» **What you should do**:
Go through the records underneath and write each one out again exactly.

_ _ _ _ _

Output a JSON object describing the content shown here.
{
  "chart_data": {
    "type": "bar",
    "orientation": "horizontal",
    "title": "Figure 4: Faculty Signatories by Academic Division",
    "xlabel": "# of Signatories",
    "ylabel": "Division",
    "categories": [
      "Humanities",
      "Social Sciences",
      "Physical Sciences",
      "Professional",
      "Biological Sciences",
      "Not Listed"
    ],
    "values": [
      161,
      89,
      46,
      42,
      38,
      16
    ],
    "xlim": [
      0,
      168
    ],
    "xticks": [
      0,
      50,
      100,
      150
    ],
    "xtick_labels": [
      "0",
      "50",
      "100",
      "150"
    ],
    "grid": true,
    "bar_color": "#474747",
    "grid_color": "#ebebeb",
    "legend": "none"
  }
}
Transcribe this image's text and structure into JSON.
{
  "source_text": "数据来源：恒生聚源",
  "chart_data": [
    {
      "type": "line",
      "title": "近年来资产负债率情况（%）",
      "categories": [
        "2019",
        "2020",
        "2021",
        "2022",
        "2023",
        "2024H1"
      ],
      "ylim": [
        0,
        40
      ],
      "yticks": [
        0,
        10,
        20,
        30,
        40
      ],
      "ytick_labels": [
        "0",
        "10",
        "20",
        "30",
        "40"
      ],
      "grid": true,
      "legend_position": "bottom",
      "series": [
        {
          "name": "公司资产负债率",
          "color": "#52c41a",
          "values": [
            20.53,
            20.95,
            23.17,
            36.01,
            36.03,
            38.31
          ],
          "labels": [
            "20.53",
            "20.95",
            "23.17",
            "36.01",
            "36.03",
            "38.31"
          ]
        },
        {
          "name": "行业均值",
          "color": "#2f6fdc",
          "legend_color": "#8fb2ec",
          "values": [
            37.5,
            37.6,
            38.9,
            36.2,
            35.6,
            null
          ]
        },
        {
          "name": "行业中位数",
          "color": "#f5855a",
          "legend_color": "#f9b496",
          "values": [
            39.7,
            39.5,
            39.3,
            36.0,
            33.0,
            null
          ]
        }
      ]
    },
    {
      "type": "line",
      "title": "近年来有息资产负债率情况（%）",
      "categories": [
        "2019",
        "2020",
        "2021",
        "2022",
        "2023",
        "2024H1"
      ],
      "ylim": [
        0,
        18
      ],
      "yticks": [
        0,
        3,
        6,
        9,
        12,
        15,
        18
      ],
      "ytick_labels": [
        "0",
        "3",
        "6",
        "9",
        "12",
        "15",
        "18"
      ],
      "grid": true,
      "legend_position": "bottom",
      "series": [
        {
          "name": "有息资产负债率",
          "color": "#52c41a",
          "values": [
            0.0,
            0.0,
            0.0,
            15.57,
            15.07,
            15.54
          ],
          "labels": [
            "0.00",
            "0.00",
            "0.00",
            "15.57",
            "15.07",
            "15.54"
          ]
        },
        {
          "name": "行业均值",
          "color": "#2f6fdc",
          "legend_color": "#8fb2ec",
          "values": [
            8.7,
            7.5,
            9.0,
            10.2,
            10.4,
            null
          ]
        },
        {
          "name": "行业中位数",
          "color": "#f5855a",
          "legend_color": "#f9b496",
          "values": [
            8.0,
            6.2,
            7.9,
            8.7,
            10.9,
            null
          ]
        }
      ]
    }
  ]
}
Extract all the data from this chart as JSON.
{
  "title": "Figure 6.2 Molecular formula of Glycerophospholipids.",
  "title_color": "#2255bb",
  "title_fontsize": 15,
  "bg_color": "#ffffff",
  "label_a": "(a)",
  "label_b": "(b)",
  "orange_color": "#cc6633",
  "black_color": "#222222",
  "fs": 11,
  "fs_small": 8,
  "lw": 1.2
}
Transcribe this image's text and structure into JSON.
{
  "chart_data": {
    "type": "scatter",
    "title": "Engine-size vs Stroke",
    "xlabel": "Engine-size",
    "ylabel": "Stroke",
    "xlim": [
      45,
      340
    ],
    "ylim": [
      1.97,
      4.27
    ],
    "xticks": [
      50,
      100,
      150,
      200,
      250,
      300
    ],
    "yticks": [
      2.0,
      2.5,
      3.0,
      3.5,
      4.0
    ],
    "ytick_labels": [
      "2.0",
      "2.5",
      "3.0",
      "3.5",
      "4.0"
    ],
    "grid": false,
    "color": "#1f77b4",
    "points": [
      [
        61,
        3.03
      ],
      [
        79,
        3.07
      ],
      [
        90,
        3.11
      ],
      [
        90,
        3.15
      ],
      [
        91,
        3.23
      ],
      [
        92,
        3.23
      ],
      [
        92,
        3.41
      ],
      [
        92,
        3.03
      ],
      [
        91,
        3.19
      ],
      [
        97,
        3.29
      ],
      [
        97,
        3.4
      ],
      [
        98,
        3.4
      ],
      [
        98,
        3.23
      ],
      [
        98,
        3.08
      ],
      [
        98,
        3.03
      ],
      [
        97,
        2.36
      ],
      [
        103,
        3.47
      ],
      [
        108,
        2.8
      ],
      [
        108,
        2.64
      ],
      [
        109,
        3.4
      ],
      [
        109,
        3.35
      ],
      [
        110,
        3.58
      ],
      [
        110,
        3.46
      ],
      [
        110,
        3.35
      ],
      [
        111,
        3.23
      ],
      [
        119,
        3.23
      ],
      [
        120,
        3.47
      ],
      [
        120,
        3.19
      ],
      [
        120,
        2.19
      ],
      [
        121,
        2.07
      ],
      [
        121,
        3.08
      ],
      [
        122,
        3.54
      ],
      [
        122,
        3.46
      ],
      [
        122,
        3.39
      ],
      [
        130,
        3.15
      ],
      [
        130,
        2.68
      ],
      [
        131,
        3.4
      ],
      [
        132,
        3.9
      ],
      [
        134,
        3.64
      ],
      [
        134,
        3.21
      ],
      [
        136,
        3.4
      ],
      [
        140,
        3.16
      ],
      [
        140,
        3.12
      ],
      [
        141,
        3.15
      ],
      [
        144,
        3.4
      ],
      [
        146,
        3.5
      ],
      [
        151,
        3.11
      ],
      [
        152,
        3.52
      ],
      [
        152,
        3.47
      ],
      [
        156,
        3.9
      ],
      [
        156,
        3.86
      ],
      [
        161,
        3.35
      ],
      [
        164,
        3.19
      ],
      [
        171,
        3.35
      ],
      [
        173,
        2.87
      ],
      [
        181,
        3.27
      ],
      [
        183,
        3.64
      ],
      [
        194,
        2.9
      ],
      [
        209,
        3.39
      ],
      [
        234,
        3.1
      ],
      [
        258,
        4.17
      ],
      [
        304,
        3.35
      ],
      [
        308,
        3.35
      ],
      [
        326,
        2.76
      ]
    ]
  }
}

_ _ _ _ _

» **Solution**:
Output a JSON object describing the content shown here.
{
  "chart_data": {
    "type": "bar",
    "orientation": "horizontal",
    "title": "Figure 4: Faculty Signatories by Academic Division",
    "xlabel": "# of Signatories",
    "ylabel": "Division",
    "categories": [
      "Humanities",
      "Social Sciences",
      "Physical Sciences",
      "Professional",
      "Biological Sciences",
      "Not Listed"
    ],
    "values": [
      161,
      89,
      46,
      42,
      38,
      16
    ],
    "xlim": [
      0,
      168
    ],
    "xticks": [
      0,
      50,
      100,
      150
    ],
    "xtick_labels": [
      "0",
      "50",
      "100",
      "150"
    ],
    "grid": true,
    "bar_color": "#474747",
    "grid_color": "#ebebeb",
    "legend": "none"
  }
}
Transcribe this image's text and structure into JSON.
{
  "source_text": "数据来源：恒生聚源",
  "chart_data": [
    {
      "type": "line",
      "title": "近年来资产负债率情况（%）",
      "categories": [
        "2019",
        "2020",
        "2021",
        "2022",
        "2023",
        "2024H1"
      ],
      "ylim": [
        0,
        40
      ],
      "yticks": [
        0,
        10,
        20,
        30,
        40
      ],
      "ytick_labels": [
        "0",
        "10",
        "20",
        "30",
        "40"
      ],
      "grid": true,
      "legend_position": "bottom",
      "series": [
        {
          "name": "公司资产负债率",
          "color": "#52c41a",
          "values": [
            20.53,
            20.95,
            23.17,
            36.01,
            36.03,
            38.31
          ],
          "labels": [
            "20.53",
            "20.95",
            "23.17",
            "36.01",
            "36.03",
            "38.31"
          ]
        },
        {
          "name": "行业均值",
          "color": "#2f6fdc",
          "legend_color": "#8fb2ec",
          "values": [
            37.5,
            37.6,
            38.9,
            36.2,
            35.6,
            null
          ]
        },
        {
          "name": "行业中位数",
          "color": "#f5855a",
          "legend_color": "#f9b496",
          "values": [
            39.7,
            39.5,
            39.3,
            36.0,
            33.0,
            null
          ]
        }
      ]
    },
    {
      "type": "line",
      "title": "近年来有息资产负债率情况（%）",
      "categories": [
        "2019",
        "2020",
        "2021",
        "2022",
        "2023",
        "2024H1"
      ],
      "ylim": [
        0,
        18
      ],
      "yticks": [
        0,
        3,
        6,
        9,
        12,
        15,
        18
      ],
      "ytick_labels": [
        "0",
        "3",
        "6",
        "9",
        "12",
        "15",
        "18"
      ],
      "grid": true,
      "legend_position": "bottom",
      "series": [
        {
          "name": "有息资产负债率",
          "color": "#52c41a",
          "values": [
            0.0,
            0.0,
            0.0,
            15.57,
            15.07,
            15.54
          ],
          "labels": [
            "0.00",
            "0.00",
            "0.00",
            "15.57",
            "15.07",
            "15.54"
          ]
        },
        {
          "name": "行业均值",
          "color": "#2f6fdc",
          "legend_color": "#8fb2ec",
          "values": [
            8.7,
            7.5,
            9.0,
            10.2,
            10.4,
            null
          ]
        },
        {
          "name": "行业中位数",
          "color": "#f5855a",
          "legend_color": "#f9b496",
          "values": [
            8.0,
            6.2,
            7.9,
            8.7,
            10.9,
            null
          ]
        }
      ]
    }
  ]
}
Extract all the data from this chart as JSON.
{
  "title": "Figure 6.2 Molecular formula of Glycerophospholipids.",
  "title_color": "#2255bb",
  "title_fontsize": 15,
  "bg_color": "#ffffff",
  "label_a": "(a)",
  "label_b": "(b)",
  "orange_color": "#cc6633",
  "black_color": "#222222",
  "fs": 11,
  "fs_small": 8,
  "lw": 1.2
}
Transcribe this image's text and structure into JSON.
{
  "chart_data": {
    "type": "scatter",
    "title": "Engine-size vs Stroke",
    "xlabel": "Engine-size",
    "ylabel": "Stroke",
    "xlim": [
      45,
      340
    ],
    "ylim": [
      1.97,
      4.27
    ],
    "xticks": [
      50,
      100,
      150,
      200,
      250,
      300
    ],
    "yticks": [
      2.0,
      2.5,
      3.0,
      3.5,
      4.0
    ],
    "ytick_labels": [
      "2.0",
      "2.5",
      "3.0",
      "3.5",
      "4.0"
    ],
    "grid": false,
    "color": "#1f77b4",
    "points": [
      [
        61,
        3.03
      ],
      [
        79,
        3.07
      ],
      [
        90,
        3.11
      ],
      [
        90,
        3.15
      ],
      [
        91,
        3.23
      ],
      [
        92,
        3.23
      ],
      [
        92,
        3.41
      ],
      [
        92,
        3.03
      ],
      [
        91,
        3.19
      ],
      [
        97,
        3.29
      ],
      [
        97,
        3.4
      ],
      [
        98,
        3.4
      ],
      [
        98,
        3.23
      ],
      [
        98,
        3.08
      ],
      [
        98,
        3.03
      ],
      [
        97,
        2.36
      ],
      [
        103,
        3.47
      ],
      [
        108,
        2.8
      ],
      [
        108,
        2.64
      ],
      [
        109,
        3.4
      ],
      [
        109,
        3.35
      ],
      [
        110,
        3.58
      ],
      [
        110,
        3.46
      ],
      [
        110,
        3.35
      ],
      [
        111,
        3.23
      ],
      [
        119,
        3.23
      ],
      [
        120,
        3.47
      ],
      [
        120,
        3.19
      ],
      [
        120,
        2.19
      ],
      [
        121,
        2.07
      ],
      [
        121,
        3.08
      ],
      [
        122,
        3.54
      ],
      [
        122,
        3.46
      ],
      [
        122,
        3.39
      ],
      [
        130,
        3.15
      ],
      [
        130,
        2.68
      ],
      [
        131,
        3.4
      ],
      [
        132,
        3.9
      ],
      [
        134,
        3.64
      ],
      [
        134,
        3.21
      ],
      [
        136,
        3.4
      ],
      [
        140,
        3.16
      ],
      [
        140,
        3.12
      ],
      [
        141,
        3.15
      ],
      [
        144,
        3.4
      ],
      [
        146,
        3.5
      ],
      [
        151,
        3.11
      ],
      [
        152,
        3.52
      ],
      [
        152,
        3.47
      ],
      [
        156,
        3.9
      ],
      [
        156,
        3.86
      ],
      [
        161,
        3.35
      ],
      [
        164,
        3.19
      ],
      [
        171,
        3.35
      ],
      [
        173,
        2.87
      ],
      [
        181,
        3.27
      ],
      [
        183,
        3.64
      ],
      [
        194,
        2.9
      ],
      [
        209,
        3.39
      ],
      [
        234,
        3.1
      ],
      [
        258,
        4.17
      ],
      [
        304,
        3.35
      ],
      [
        308,
        3.35
      ],
      [
        326,
        2.76
      ]
    ]
  }
}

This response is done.